▶ [What the task requires] Go through the material below and copy all lines with "Coffs".
○ ○ ○ ○ ○ ○ ○
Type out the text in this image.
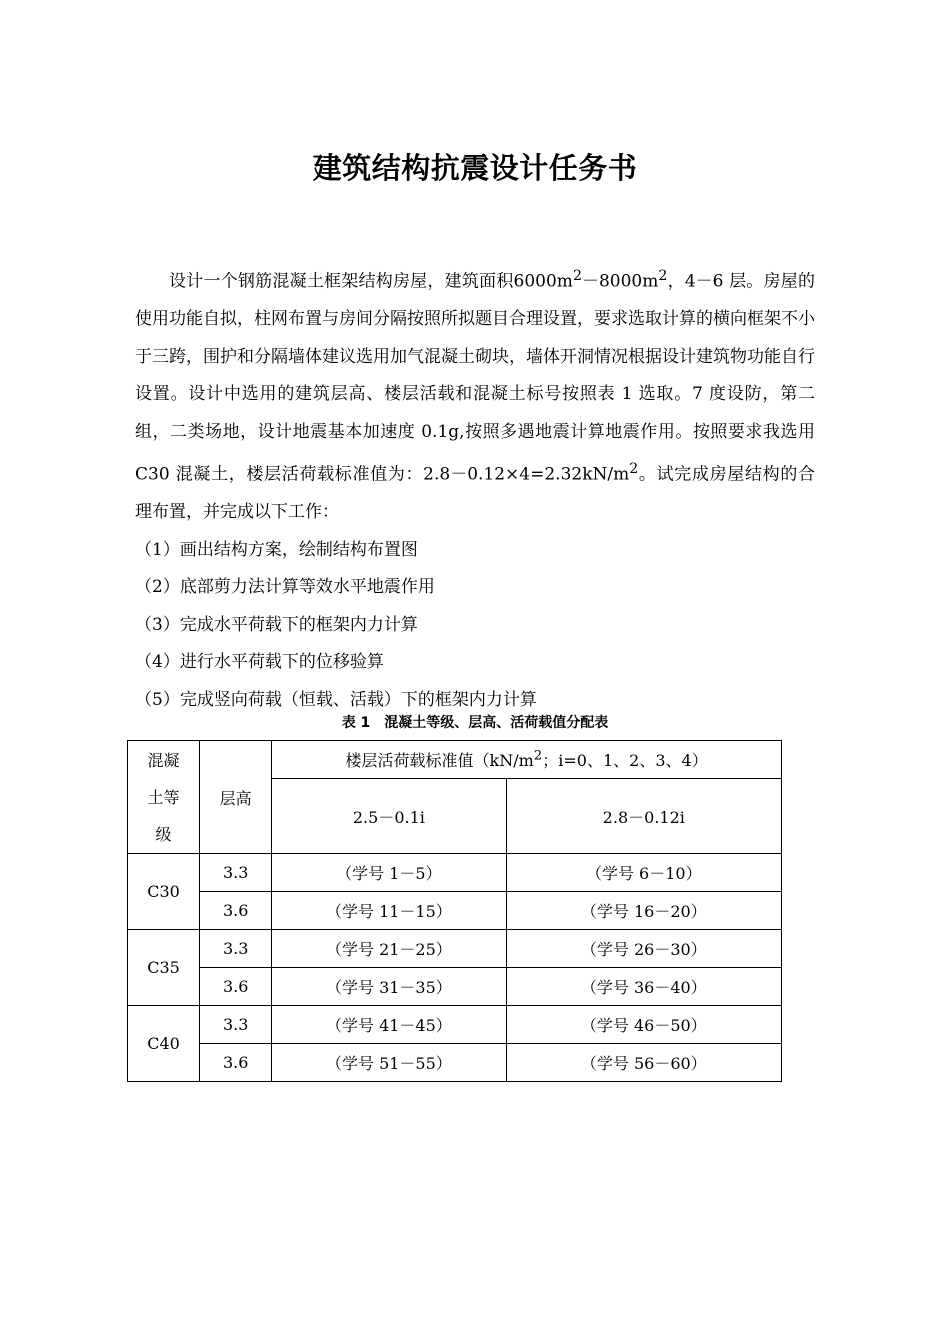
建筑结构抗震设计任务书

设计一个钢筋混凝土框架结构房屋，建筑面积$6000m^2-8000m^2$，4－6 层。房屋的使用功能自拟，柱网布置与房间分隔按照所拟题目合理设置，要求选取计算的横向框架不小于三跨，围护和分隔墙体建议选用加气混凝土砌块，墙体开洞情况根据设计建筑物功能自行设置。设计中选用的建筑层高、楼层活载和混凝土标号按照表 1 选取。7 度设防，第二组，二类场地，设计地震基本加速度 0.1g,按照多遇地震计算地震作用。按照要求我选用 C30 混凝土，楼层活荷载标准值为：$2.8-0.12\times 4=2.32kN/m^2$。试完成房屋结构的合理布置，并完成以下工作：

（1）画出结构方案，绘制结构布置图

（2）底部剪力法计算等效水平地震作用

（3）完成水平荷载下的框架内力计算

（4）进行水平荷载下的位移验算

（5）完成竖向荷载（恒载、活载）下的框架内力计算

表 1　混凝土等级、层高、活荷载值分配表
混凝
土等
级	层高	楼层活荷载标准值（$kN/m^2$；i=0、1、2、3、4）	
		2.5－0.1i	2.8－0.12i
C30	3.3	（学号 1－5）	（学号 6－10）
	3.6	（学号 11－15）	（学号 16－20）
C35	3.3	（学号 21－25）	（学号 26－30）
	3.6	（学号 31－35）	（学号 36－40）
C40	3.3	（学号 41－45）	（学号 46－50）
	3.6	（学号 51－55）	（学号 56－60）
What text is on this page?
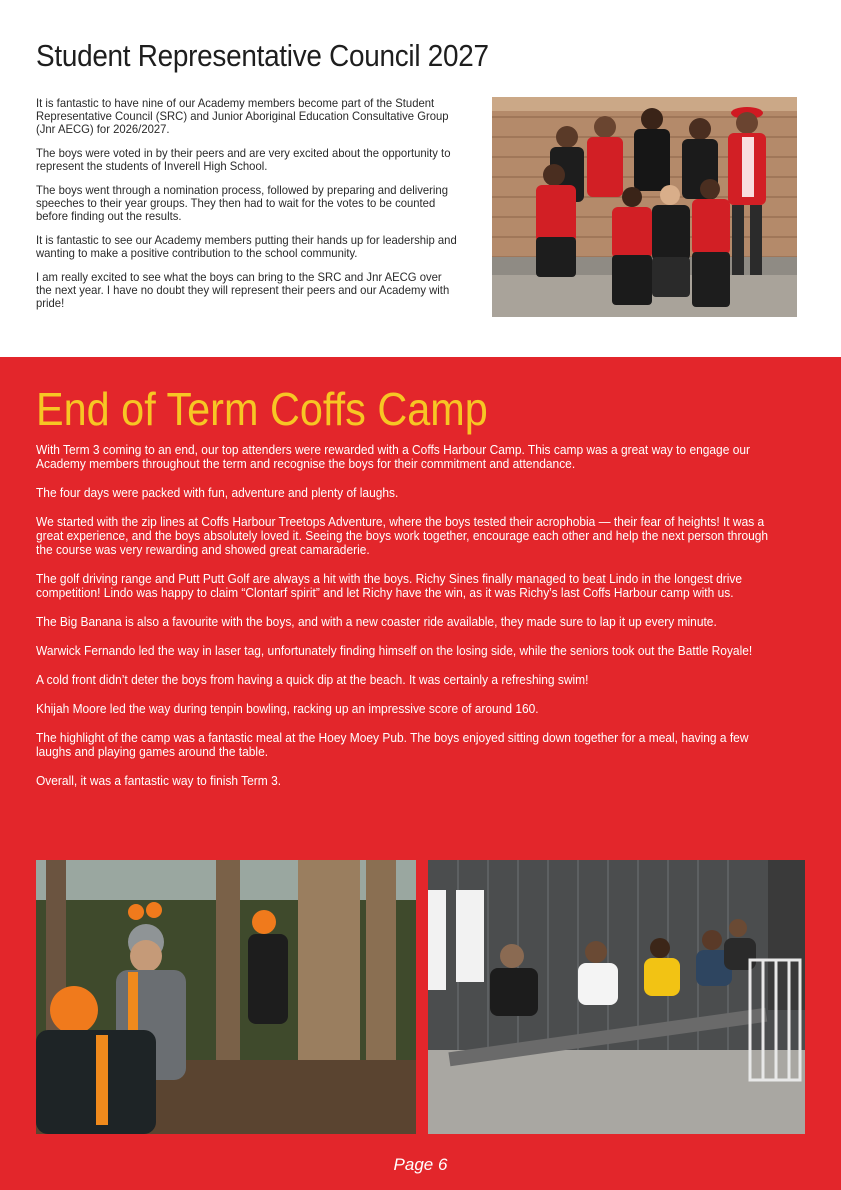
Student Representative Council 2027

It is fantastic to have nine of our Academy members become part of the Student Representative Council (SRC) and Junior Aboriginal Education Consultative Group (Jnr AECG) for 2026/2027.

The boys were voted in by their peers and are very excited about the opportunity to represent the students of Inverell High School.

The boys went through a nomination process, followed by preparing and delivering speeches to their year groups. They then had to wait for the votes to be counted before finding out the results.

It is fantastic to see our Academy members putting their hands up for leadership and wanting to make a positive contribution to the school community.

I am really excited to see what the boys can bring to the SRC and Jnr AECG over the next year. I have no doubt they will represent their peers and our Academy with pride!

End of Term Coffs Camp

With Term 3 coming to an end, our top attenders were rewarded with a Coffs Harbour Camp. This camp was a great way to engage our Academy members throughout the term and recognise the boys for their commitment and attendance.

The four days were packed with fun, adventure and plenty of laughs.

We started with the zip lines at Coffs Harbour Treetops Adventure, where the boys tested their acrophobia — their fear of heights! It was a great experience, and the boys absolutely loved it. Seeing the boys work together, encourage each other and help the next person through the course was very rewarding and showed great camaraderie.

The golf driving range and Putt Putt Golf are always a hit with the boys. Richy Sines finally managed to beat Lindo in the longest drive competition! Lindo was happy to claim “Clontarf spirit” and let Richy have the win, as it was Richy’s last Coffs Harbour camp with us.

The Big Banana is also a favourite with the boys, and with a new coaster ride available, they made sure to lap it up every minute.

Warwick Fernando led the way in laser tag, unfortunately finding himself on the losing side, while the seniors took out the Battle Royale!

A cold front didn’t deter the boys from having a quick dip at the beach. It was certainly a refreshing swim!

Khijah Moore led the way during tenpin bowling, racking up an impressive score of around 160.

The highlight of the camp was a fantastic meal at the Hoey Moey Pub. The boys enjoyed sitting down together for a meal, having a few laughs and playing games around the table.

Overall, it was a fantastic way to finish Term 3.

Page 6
○ ○ ○ ○ ○ ○ ○
▶ [Problem solution]
End of Term Coffs Camp
With Term 3 coming to an end, our top attenders were rewarded with a Coffs Harbour Camp. This camp was a great way to engage our Academy members throughout the term and recognise the boys for their commitment and attendance.
We started with the zip lines at Coffs Harbour Treetops Adventure, where the boys tested their acrophobia — their fear of heights! It was a great experience, and the boys absolutely loved it. Seeing the boys work together, encourage each other and help the next person through the course was very rewarding and showed great camaraderie.
The golf driving range and Putt Putt Golf are always a hit with the boys. Richy Sines finally managed to beat Lindo in the longest drive competition! Lindo was happy to claim “Clontarf spirit” and let Richy have the win, as it was Richy’s last Coffs Harbour camp with us.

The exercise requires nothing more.